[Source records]
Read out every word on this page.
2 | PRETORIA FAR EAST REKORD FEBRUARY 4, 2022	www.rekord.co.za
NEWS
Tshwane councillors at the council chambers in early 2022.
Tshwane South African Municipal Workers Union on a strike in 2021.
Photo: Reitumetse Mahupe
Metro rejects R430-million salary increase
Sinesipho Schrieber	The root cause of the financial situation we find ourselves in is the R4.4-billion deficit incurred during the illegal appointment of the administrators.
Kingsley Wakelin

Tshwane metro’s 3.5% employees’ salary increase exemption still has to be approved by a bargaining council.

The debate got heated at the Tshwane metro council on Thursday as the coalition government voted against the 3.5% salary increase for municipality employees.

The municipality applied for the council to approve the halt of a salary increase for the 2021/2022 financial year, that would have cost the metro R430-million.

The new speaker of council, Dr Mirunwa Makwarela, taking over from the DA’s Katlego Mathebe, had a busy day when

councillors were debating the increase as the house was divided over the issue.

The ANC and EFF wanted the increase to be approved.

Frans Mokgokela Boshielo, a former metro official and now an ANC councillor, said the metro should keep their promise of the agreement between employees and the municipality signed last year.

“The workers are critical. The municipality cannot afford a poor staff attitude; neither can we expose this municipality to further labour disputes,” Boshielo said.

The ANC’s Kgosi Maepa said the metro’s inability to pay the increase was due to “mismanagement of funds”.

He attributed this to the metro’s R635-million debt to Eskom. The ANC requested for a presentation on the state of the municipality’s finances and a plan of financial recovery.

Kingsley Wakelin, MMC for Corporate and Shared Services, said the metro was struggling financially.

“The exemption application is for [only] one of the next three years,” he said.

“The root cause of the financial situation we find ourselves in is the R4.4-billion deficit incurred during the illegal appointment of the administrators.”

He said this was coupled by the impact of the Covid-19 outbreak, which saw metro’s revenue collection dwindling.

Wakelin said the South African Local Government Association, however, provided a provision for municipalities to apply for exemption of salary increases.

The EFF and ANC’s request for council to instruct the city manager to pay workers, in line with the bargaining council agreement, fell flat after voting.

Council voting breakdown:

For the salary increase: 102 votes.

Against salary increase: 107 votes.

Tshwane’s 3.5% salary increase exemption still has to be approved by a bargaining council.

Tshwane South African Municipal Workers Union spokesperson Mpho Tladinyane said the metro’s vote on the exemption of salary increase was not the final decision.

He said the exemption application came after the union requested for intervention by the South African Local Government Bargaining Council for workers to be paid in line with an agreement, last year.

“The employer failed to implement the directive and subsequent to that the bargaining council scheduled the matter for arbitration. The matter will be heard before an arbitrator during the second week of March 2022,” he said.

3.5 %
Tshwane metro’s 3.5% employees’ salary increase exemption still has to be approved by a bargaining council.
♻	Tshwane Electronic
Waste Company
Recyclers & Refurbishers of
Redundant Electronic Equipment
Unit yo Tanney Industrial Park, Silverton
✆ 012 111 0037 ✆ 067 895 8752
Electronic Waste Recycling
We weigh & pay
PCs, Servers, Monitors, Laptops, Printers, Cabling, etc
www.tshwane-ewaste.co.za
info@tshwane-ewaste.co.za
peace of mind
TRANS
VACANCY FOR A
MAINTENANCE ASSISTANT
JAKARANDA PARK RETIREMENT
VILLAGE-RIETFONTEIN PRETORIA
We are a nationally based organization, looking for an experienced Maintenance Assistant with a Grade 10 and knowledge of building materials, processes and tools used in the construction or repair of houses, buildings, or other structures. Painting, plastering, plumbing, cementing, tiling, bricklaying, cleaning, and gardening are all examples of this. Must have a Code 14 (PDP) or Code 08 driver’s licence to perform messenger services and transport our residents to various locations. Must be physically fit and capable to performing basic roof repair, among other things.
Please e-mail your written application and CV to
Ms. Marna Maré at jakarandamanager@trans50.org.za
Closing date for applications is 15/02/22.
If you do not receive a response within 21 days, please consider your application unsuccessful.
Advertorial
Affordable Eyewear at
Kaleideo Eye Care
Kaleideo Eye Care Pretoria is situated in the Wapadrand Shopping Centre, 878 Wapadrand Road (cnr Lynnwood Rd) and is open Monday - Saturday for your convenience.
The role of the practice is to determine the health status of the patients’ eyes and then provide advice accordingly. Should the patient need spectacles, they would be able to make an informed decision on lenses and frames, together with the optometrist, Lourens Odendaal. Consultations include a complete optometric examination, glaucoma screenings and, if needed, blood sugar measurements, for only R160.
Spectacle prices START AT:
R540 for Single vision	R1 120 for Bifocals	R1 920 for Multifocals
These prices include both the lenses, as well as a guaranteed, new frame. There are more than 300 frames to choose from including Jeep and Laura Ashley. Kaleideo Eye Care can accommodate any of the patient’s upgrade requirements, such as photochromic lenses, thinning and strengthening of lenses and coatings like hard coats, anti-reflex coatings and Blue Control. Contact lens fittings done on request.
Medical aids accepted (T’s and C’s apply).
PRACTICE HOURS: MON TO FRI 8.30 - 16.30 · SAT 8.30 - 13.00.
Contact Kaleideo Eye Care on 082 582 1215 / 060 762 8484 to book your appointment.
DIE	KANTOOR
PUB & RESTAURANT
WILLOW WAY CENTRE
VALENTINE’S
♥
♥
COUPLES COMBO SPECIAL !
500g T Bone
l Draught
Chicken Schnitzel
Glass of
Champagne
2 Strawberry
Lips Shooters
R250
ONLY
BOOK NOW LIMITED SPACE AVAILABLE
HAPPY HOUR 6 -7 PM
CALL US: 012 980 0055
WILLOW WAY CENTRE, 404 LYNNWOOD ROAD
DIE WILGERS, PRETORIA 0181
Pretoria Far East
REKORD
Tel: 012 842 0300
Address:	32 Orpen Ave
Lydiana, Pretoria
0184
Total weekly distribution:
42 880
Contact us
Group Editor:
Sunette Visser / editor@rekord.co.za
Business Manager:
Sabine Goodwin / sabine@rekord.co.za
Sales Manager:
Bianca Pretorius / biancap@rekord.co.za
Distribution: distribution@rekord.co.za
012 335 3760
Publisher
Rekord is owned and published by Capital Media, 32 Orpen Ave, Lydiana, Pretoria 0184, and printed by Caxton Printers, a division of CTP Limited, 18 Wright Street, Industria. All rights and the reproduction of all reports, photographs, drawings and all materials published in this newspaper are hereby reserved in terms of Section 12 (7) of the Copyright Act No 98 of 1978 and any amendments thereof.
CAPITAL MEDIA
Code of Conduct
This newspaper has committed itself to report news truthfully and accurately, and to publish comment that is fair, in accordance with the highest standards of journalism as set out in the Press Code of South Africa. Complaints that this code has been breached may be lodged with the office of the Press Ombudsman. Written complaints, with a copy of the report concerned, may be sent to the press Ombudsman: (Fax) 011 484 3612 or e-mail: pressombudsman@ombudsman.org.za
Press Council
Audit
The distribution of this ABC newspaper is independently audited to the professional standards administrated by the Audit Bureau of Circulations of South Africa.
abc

» **Problem**:
Look through the records and count each line that holds "mail". Write only the total.

» **Finished task**:
2